* Stated goal *
Find all lines in the records that include the word "Allies", and copy them out.

Stored items:
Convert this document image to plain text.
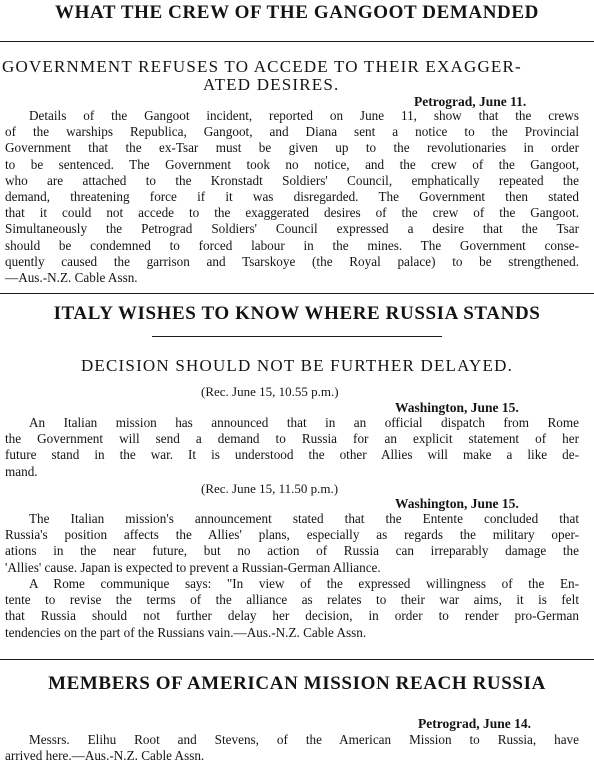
WHAT THE CREW OF THE GANGOOT DEMANDED
GOVERNMENT REFUSES TO ACCEDE TO THEIR EXAGGER-
ATED DESIRES.
Petrograd, June 11.
Details of the Gangoot incident, reported on June 11, show that the crews
of the warships Republica, Gangoot, and Diana sent a notice to the Provincial
Government that the ex-Tsar must be given up to the revolutionaries in order
to be sentenced. The Government took no notice, and the crew of the Gangoot,
who are attached to the Kronstadt Soldiers' Council, emphatically repeated the
demand, threatening force if it was disregarded. The Government then stated
that it could not accede to the exaggerated desires of the crew of the Gangoot.
Simultaneously the Petrograd Soldiers' Council expressed a desire that the Tsar
should be condemned to forced labour in the mines. The Government conse-
quently caused the garrison and Tsarskoye (the Royal palace) to be strengthened.
—Aus.-N.Z. Cable Assn.
ITALY WISHES TO KNOW WHERE RUSSIA STANDS
DECISION SHOULD NOT BE FURTHER DELAYED.
(Rec. June 15, 10.55 p.m.)
Washington, June 15.
An Italian mission has announced that in an official dispatch from Rome
the Government will send a demand to Russia for an explicit statement of her
future stand in the war. It is understood the other Allies will make a like de-
mand.
(Rec. June 15, 11.50 p.m.)
Washington, June 15.
The Italian mission's announcement stated that the Entente concluded that
Russia's position affects the Allies' plans, especially as regards the military oper-
ations in the near future, but no action of Russia can irreparably damage the
'Allies' cause. Japan is expected to prevent a Russian-German Alliance.
A Rome communique says: "In view of the expressed willingness of the En-
tente to revise the terms of the alliance as relates to their war aims, it is felt
that Russia should not further delay her decision, in order to render pro-German
tendencies on the part of the Russians vain.—Aus.-N.Z. Cable Assn.
MEMBERS OF AMERICAN MISSION REACH RUSSIA
Petrograd, June 14.
Messrs. Elihu Root and Stevens, of the American Mission to Russia, have
arrived here.—Aus.-N.Z. Cable Assn.
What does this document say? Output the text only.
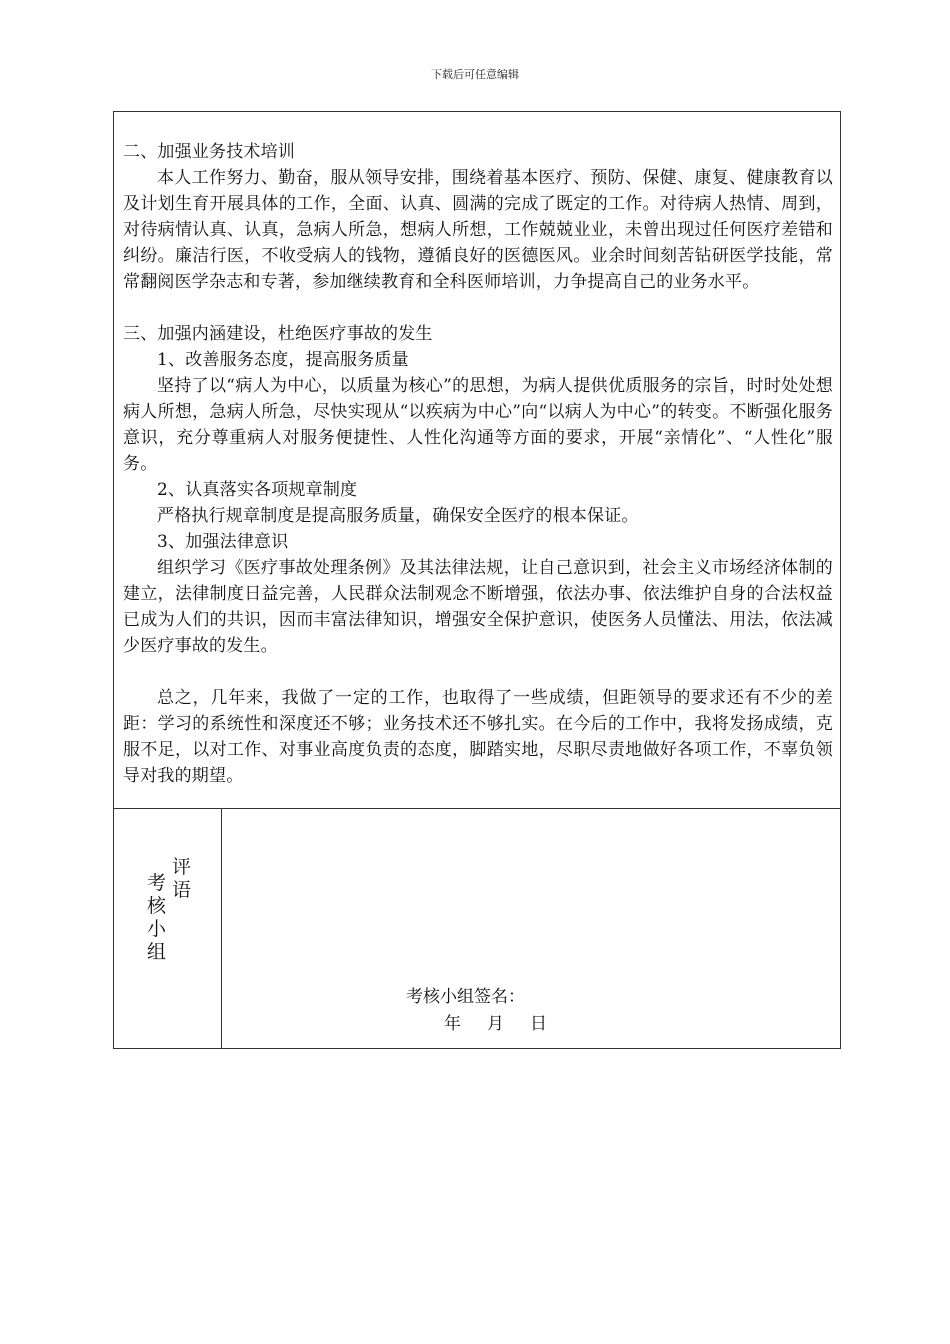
下载后可任意编辑

二、加强业务技术培训

本人工作努力、勤奋，服从领导安排，围绕着基本医疗、预防、保健、康复、健康教育以及计划生育开展具体的工作，全面、认真、圆满的完成了既定的工作。对待病人热情、周到，对待病情认真、认真，急病人所急，想病人所想，工作兢兢业业，未曾出现过任何医疗差错和纠纷。廉洁行医，不收受病人的钱物，遵循良好的医德医风。业余时间刻苦钻研医学技能，常常翻阅医学杂志和专著，参加继续教育和全科医师培训，力争提高自己的业务水平。

三、加强内涵建设，杜绝医疗事故的发生

1、改善服务态度，提高服务质量

坚持了以“病人为中心，以质量为核心”的思想，为病人提供优质服务的宗旨，时时处处想病人所想，急病人所急，尽快实现从“以疾病为中心”向“以病人为中心”的转变。不断强化服务意识，充分尊重病人对服务便捷性、人性化沟通等方面的要求，开展“亲情化”、“人性化”服务。

2、认真落实各项规章制度

严格执行规章制度是提高服务质量，确保安全医疗的根本保证。

3、加强法律意识

组织学习《医疗事故处理条例》及其法律法规，让自己意识到，社会主义市场经济体制的建立，法律制度日益完善，人民群众法制观念不断增强，依法办事、依法维护自身的合法权益已成为人们的共识，因而丰富法律知识，增强安全保护意识，使医务人员懂法、用法，依法减少医疗事故的发生。

总之，几年来，我做了一定的工作，也取得了一些成绩，但距领导的要求还有不少的差距：学习的系统性和深度还不够；业务技术还不够扎实。在今后的工作中，我将发扬成绩，克服不足，以对工作、对事业高度负责的态度，脚踏实地，尽职尽责地做好各项工作，不辜负领导对我的期望。

评语
考核小组
考核小组签名：
年 月 日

* Final result *
future stand in the war. It is understood the other Allies will make a like de-
Russia's position affects the Allies' plans, especially as regards the military oper-
'Allies' cause. Japan is expected to prevent a Russian-German Alliance.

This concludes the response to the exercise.